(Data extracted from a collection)
....

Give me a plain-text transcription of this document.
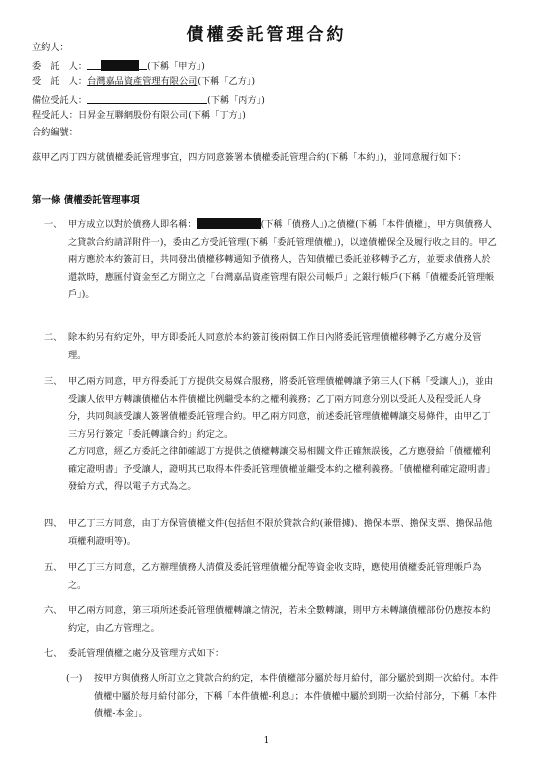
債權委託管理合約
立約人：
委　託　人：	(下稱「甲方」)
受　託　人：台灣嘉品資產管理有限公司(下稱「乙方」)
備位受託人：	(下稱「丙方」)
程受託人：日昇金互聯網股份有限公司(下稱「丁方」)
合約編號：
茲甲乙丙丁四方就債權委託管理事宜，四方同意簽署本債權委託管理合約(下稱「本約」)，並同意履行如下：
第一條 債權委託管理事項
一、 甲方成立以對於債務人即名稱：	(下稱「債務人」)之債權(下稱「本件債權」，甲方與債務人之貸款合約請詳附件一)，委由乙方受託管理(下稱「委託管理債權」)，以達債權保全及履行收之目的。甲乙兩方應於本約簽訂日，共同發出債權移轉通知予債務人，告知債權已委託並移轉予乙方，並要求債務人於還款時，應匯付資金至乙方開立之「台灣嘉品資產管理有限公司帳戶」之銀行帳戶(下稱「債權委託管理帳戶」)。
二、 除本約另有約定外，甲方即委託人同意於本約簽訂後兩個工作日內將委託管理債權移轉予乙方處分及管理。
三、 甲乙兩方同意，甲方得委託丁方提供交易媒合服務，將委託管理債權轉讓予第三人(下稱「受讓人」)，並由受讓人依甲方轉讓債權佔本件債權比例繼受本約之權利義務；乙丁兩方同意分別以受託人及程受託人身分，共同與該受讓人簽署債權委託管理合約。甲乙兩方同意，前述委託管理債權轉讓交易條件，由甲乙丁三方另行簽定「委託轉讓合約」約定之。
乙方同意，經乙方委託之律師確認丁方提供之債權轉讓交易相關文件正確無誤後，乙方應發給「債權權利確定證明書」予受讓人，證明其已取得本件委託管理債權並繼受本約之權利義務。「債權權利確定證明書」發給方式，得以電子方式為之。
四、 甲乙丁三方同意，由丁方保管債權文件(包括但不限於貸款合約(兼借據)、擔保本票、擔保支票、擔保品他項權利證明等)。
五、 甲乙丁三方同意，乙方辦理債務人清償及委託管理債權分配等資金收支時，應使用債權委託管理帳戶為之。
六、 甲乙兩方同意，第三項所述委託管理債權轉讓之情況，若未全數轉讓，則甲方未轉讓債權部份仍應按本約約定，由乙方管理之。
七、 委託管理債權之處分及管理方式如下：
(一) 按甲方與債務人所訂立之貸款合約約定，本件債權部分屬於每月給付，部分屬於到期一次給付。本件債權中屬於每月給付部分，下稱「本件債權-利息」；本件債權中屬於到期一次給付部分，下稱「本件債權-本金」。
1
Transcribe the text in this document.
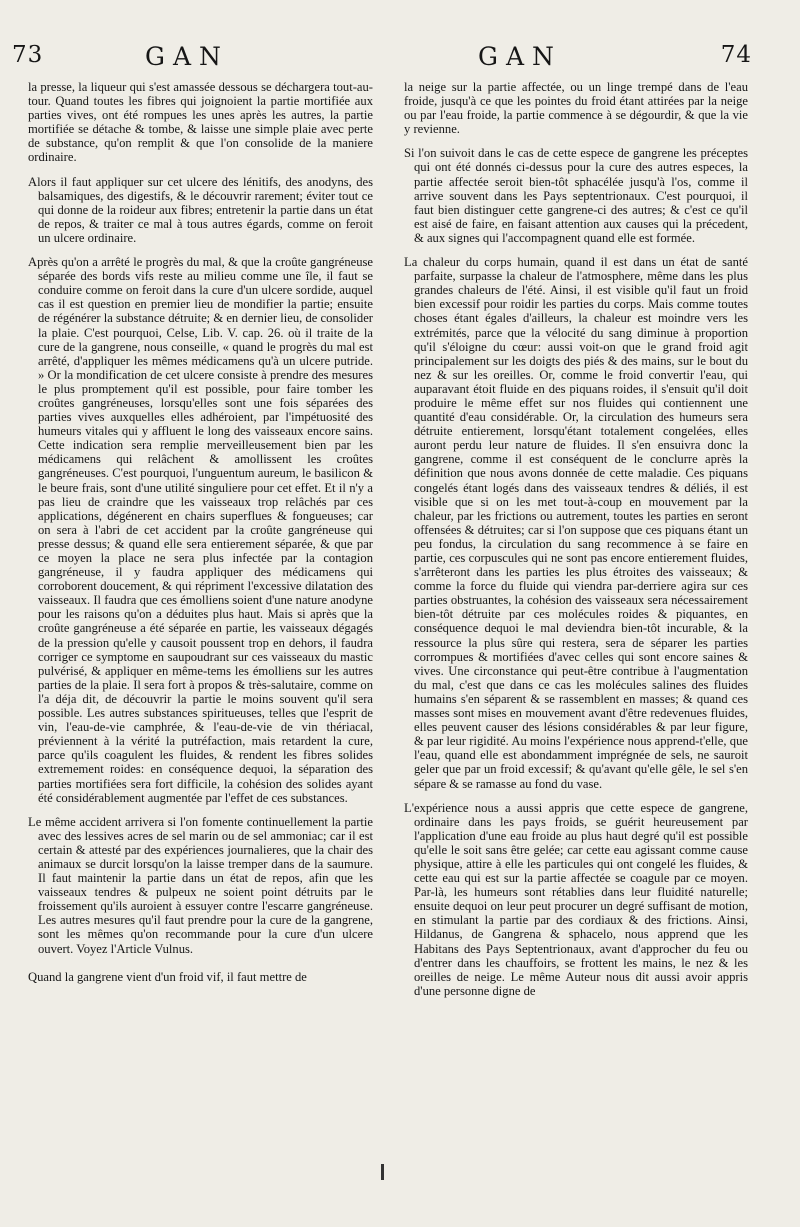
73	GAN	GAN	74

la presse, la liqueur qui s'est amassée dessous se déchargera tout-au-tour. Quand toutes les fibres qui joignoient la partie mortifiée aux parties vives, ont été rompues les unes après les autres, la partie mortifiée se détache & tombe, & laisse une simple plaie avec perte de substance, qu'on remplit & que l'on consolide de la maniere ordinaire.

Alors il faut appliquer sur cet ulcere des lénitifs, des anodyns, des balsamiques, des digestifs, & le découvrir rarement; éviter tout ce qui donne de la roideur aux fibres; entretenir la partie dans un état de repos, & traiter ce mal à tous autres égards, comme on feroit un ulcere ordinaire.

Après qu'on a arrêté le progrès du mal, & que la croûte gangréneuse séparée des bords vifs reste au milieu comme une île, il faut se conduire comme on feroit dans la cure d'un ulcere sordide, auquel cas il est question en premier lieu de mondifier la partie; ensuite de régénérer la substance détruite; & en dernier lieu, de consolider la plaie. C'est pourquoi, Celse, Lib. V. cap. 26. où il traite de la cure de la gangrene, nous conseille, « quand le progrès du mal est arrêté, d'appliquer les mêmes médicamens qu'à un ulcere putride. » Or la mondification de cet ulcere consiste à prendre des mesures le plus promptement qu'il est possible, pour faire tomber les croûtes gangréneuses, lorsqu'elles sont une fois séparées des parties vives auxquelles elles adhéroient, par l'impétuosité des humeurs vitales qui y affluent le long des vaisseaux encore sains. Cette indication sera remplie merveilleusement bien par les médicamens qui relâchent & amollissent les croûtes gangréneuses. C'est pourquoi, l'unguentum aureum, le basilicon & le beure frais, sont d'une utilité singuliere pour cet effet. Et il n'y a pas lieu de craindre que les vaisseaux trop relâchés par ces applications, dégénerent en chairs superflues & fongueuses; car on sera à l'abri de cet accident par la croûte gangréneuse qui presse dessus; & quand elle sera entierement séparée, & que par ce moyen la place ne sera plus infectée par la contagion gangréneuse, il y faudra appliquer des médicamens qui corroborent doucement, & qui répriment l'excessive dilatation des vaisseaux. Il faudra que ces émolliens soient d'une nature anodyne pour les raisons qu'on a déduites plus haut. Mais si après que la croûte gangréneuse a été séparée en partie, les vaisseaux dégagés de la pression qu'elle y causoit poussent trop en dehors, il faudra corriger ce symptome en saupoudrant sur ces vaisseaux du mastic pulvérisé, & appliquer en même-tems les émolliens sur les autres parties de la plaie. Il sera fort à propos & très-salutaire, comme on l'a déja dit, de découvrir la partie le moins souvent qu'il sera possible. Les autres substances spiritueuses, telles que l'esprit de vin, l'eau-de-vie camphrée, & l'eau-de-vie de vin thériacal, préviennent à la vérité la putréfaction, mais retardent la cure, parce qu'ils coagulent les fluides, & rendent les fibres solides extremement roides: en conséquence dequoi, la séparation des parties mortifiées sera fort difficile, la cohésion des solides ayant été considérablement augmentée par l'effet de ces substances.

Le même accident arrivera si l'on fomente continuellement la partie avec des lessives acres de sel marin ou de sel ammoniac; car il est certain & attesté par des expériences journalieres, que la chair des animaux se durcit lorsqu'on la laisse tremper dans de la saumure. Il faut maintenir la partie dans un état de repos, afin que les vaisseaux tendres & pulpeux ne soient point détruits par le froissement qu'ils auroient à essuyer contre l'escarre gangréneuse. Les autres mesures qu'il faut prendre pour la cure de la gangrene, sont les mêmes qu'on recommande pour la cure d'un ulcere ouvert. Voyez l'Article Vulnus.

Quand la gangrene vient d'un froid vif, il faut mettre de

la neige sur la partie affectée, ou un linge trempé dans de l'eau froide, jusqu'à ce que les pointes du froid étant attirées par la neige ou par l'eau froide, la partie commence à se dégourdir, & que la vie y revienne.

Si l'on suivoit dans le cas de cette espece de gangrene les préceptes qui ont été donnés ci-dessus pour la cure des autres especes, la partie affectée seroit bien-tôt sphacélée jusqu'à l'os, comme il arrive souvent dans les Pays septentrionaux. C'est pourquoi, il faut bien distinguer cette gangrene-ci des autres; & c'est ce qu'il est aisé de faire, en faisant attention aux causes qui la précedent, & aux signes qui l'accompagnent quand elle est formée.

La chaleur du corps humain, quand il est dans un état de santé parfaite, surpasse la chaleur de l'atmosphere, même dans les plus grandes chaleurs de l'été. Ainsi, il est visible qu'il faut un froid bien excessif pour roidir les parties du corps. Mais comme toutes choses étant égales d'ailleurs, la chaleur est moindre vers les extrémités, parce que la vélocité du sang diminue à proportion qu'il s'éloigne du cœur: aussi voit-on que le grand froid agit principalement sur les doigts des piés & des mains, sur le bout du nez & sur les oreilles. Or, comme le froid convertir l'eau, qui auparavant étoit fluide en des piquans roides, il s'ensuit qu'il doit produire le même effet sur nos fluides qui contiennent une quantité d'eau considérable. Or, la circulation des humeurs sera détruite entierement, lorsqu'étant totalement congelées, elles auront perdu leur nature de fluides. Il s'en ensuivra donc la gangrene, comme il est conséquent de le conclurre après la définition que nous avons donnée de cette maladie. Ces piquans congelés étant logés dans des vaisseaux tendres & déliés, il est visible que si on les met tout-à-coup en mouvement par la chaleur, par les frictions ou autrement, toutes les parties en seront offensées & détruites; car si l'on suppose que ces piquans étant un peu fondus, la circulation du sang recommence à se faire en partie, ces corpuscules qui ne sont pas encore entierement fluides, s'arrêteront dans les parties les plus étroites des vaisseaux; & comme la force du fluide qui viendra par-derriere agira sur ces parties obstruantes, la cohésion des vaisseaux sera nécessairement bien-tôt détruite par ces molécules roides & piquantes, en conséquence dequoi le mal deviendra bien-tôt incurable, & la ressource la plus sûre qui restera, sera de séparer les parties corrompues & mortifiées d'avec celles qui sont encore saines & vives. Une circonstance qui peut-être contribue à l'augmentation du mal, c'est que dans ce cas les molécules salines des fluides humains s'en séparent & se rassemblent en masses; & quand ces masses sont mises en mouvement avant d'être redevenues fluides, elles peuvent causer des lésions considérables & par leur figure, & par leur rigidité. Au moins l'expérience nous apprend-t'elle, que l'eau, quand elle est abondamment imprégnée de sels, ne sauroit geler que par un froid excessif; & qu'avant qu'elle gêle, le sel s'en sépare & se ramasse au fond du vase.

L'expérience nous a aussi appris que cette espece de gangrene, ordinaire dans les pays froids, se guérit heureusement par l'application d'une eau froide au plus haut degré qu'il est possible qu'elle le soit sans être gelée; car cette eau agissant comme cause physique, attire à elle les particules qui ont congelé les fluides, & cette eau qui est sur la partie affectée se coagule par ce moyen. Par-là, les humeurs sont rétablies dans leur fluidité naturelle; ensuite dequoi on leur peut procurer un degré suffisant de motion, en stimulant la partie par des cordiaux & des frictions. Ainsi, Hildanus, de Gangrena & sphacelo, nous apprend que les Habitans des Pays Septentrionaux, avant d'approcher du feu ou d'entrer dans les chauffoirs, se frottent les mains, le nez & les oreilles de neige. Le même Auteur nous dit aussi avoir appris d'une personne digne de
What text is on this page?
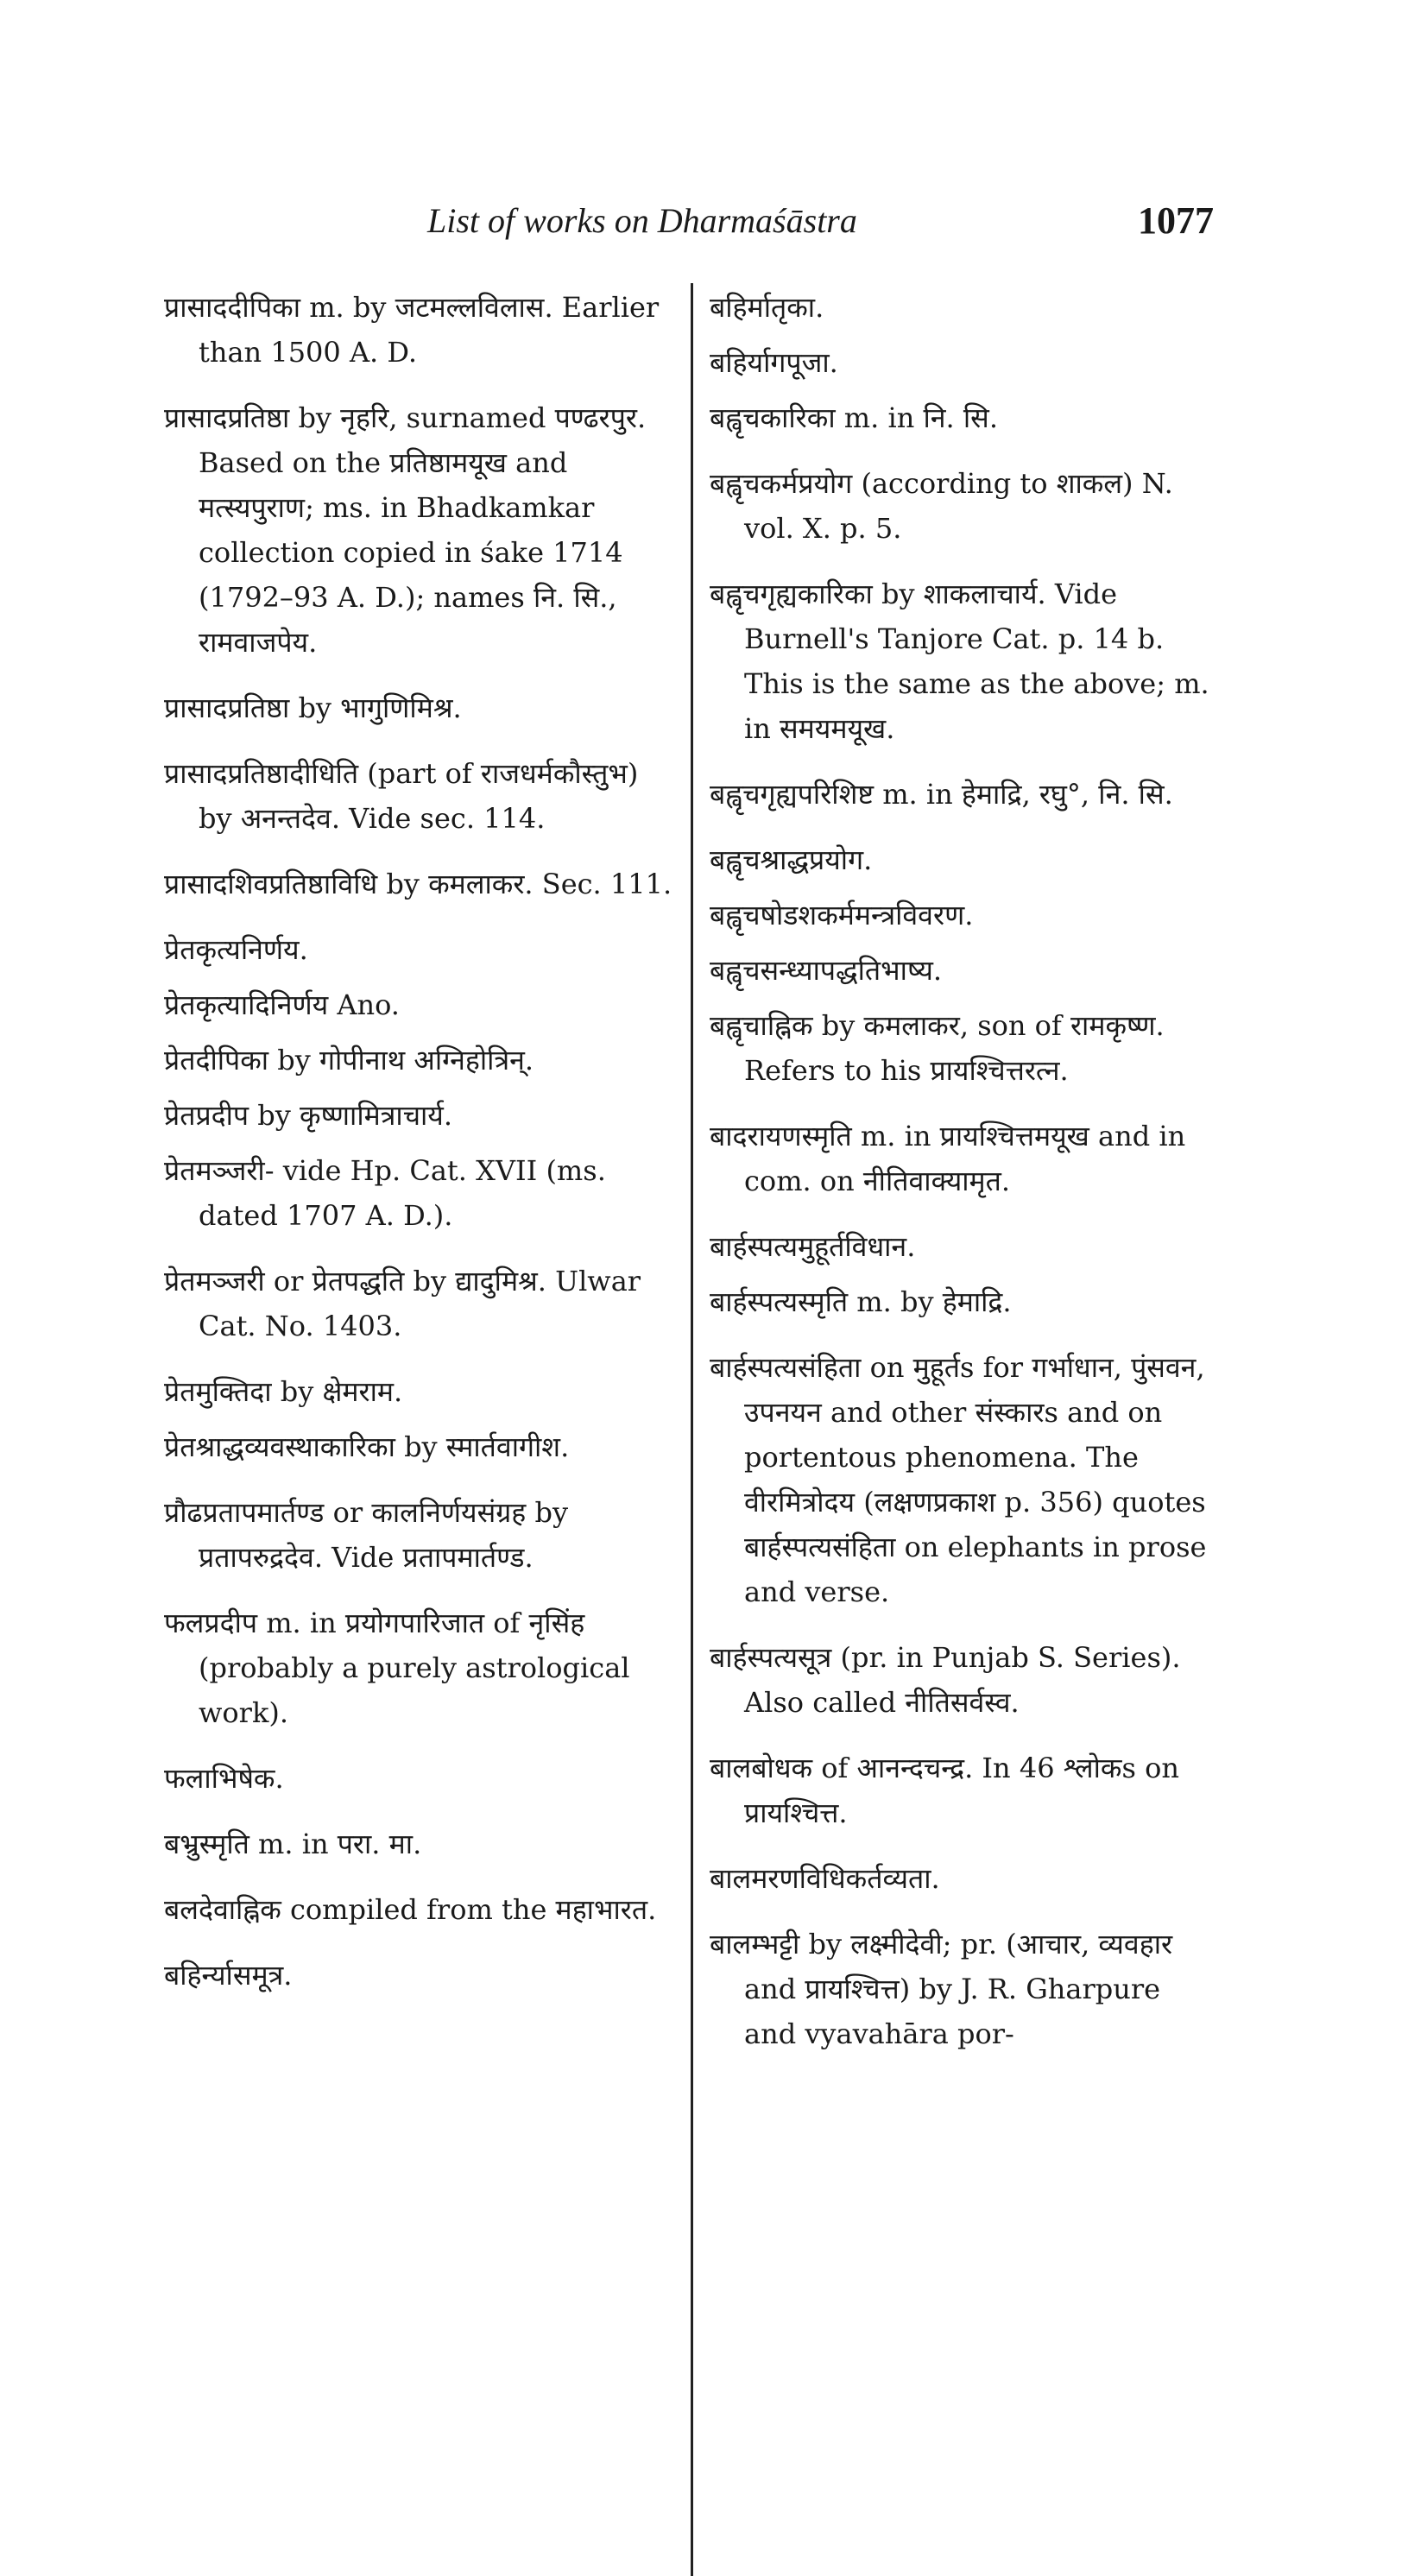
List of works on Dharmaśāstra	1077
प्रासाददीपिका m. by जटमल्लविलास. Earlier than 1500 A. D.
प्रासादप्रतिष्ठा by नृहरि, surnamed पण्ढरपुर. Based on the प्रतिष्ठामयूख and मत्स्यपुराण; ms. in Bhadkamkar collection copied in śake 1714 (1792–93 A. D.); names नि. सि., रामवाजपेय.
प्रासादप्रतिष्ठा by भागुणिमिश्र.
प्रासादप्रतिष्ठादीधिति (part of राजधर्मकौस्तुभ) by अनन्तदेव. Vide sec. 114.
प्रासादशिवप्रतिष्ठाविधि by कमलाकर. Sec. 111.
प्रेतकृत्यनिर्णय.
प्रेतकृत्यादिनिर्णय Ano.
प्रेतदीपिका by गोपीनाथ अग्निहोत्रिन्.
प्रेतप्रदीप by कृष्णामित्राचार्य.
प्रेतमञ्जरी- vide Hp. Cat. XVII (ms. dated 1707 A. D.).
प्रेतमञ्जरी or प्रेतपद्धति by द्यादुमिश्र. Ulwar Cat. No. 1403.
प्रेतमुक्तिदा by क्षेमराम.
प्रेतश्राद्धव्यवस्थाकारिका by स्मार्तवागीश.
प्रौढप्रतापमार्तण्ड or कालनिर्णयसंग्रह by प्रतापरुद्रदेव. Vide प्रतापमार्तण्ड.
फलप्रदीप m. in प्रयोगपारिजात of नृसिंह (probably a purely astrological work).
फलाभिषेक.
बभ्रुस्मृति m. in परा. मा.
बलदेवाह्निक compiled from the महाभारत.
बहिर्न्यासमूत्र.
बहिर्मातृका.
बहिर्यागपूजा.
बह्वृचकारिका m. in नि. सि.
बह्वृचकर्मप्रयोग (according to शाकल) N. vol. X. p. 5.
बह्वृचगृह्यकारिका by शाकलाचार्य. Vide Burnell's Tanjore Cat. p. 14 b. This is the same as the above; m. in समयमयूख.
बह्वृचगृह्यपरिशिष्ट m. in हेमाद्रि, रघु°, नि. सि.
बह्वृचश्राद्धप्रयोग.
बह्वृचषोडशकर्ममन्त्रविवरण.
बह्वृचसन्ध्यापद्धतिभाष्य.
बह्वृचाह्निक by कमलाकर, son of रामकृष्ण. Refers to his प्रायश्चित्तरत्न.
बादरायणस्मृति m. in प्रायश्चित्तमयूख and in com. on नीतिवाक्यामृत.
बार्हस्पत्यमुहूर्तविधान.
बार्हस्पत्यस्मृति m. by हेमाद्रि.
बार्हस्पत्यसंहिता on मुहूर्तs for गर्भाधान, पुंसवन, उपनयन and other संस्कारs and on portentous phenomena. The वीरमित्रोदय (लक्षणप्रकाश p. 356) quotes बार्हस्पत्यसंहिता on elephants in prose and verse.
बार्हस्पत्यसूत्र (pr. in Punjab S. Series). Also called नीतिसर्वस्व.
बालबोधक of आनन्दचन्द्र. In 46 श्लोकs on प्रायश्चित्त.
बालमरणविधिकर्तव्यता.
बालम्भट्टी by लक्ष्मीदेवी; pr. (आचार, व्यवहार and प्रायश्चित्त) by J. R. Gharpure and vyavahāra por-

....

What is expected =
Each line containing "甲乙丁三方同意" counts once; state the total number of such lines and nothing else.

Task response =
2